STATED TASK
Exactly as they appear, output all of the entries.

MATERIAL FOR THE TASK
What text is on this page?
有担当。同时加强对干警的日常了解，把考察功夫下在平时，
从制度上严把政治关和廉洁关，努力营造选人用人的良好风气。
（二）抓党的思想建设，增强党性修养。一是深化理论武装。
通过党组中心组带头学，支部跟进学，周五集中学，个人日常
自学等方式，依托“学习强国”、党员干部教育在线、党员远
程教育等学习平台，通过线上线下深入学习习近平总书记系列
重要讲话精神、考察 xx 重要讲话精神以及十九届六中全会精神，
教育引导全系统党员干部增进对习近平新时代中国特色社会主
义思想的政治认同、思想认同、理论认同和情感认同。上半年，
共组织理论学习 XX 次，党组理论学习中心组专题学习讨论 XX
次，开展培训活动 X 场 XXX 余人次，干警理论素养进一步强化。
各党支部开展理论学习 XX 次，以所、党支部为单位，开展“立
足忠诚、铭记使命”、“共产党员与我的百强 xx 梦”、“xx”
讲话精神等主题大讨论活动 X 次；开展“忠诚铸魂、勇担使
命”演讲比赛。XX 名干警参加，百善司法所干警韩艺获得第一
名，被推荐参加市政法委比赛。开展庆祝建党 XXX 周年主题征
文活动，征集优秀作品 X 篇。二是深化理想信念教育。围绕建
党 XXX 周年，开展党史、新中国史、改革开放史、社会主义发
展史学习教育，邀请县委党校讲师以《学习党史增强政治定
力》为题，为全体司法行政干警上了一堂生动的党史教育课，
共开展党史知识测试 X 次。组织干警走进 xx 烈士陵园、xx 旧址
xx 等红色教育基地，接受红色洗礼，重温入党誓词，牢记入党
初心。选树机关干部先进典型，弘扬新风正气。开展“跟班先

SOLUTION TO THIS PROBLEM
What text is on this page?
有担当。同时加强对干警的日常了解，把考察功夫下在平时，
从制度上严把政治关和廉洁关，努力营造选人用人的良好风气。
（二）抓党的思想建设，增强党性修养。一是深化理论武装。
通过党组中心组带头学，支部跟进学，周五集中学，个人日常
自学等方式，依托“学习强国”、党员干部教育在线、党员远
程教育等学习平台，通过线上线下深入学习习近平总书记系列
重要讲话精神、考察 xx 重要讲话精神以及十九届六中全会精神，
教育引导全系统党员干部增进对习近平新时代中国特色社会主
义思想的政治认同、思想认同、理论认同和情感认同。上半年，
共组织理论学习 XX 次，党组理论学习中心组专题学习讨论 XX
次，开展培训活动 X 场 XXX 余人次，干警理论素养进一步强化。
各党支部开展理论学习 XX 次，以所、党支部为单位，开展“立
足忠诚、铭记使命”、“共产党员与我的百强 xx 梦”、“xx”
讲话精神等主题大讨论活动 X 次；开展“忠诚铸魂、勇担使
命”演讲比赛。XX 名干警参加，百善司法所干警韩艺获得第一
名，被推荐参加市政法委比赛。开展庆祝建党 XXX 周年主题征
文活动，征集优秀作品 X 篇。二是深化理想信念教育。围绕建
党 XXX 周年，开展党史、新中国史、改革开放史、社会主义发
展史学习教育，邀请县委党校讲师以《学习党史增强政治定
力》为题，为全体司法行政干警上了一堂生动的党史教育课，
共开展党史知识测试 X 次。组织干警走进 xx 烈士陵园、xx 旧址
xx 等红色教育基地，接受红色洗礼，重温入党誓词，牢记入党
初心。选树机关干部先进典型，弘扬新风正气。开展“跟班先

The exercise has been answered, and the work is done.